Given passage.
__________________________________________________
LedgerBERT-Market-Sentiment

Model Description

Model Summary

LedgerBERT-Market-Sentiment is a fine-tuned version of LedgerBERT (https://huggingface.co/ExponentialScience/LedgerBERT) specialized for sentiment analysis of cryptocurrency and DLT-related content. The model classifies text into three market direction sentiment categories: bullish (positive market outlook), bearish (negative market outlook), and neutral (balanced or unclear market direction).

This model is particularly effective for analyzing cryptocurrency news headlines, social media posts, and other DLT-related content where understanding market sentiment is important.

Model type: BERT-base encoder for sequence classification
Language: English
License: Creative Commons Attribution-NonCommercial 4.0 International (CC-BY-NC 4.0)
Base model: LedgerBERT (ExponentialScience/LedgerBERT)
Fine-tuning dataset: DLT-Sentiment-News (23,301 examples)
Task: Multi-class sentiment classification (3 classes)

Model Architecture

Architecture: BERT-base for sequence classification
Parameters: 110 million
Hidden size: 768
Number of layers: 12
Attention heads: 12
Vocabulary size: 30,522 (SciBERT vocabulary)
Max sequence length: 512 tokens
Output: 3-class logits (bullish, bearish, neutral)
__________________________________________________
Given records.
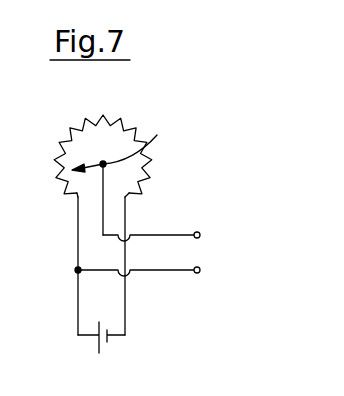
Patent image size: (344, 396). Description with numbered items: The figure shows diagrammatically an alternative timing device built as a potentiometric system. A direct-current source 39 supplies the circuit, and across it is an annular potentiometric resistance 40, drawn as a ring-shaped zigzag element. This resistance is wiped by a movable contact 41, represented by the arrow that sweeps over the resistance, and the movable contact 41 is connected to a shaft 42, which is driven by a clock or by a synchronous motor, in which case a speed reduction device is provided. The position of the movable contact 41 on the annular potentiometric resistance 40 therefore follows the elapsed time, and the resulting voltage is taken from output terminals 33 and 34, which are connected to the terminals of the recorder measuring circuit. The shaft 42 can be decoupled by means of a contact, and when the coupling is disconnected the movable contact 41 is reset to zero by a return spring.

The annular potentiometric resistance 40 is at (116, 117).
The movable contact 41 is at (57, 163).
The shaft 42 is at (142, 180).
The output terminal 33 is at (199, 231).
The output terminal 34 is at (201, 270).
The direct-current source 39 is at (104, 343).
__________________________________________________
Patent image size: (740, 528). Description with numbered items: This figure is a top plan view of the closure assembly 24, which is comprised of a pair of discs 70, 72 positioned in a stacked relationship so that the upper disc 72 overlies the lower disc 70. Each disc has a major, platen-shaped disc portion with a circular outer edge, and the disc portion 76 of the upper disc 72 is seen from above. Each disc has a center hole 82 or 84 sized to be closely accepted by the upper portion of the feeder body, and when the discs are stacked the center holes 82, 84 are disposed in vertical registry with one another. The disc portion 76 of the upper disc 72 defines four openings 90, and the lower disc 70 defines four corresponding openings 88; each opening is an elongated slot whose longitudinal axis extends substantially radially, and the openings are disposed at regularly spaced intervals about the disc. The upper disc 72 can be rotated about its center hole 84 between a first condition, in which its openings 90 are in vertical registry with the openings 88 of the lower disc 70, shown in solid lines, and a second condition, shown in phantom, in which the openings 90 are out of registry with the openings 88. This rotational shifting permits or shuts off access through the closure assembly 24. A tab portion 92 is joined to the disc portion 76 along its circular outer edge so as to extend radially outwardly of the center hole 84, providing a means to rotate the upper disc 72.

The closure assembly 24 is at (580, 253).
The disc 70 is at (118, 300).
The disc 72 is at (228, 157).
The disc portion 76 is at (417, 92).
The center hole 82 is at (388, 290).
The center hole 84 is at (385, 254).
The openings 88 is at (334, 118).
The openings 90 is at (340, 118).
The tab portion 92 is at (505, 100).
__________________________________________________
Reproduce the LedgerBERT-Market-Sentiment model card above in full, word for word.

LedgerBERT-Market-Sentiment

Model Description

Model Summary

LedgerBERT-Market-Sentiment is a fine-tuned version of LedgerBERT (https://huggingface.co/ExponentialScience/LedgerBERT) specialized for sentiment analysis of cryptocurrency and DLT-related content. The model classifies text into three market direction sentiment categories: bullish (positive market outlook), bearish (negative market outlook), and neutral (balanced or unclear market direction).

This model is particularly effective for analyzing cryptocurrency news headlines, social media posts, and other DLT-related content where understanding market sentiment is important.

Model type: BERT-base encoder for sequence classification
Language: English
License: Creative Commons Attribution-NonCommercial 4.0 International (CC-BY-NC 4.0)
Base model: LedgerBERT (ExponentialScience/LedgerBERT)
Fine-tuning dataset: DLT-Sentiment-News (23,301 examples)
Task: Multi-class sentiment classification (3 classes)

Model Architecture

Architecture: BERT-base for sequence classification
Parameters: 110 million
Hidden size: 768
Number of layers: 12
Attention heads: 12
Vocabulary size: 30,522 (SciBERT vocabulary)
Max sequence length: 512 tokens
Output: 3-class logits (bullish, bearish, neutral)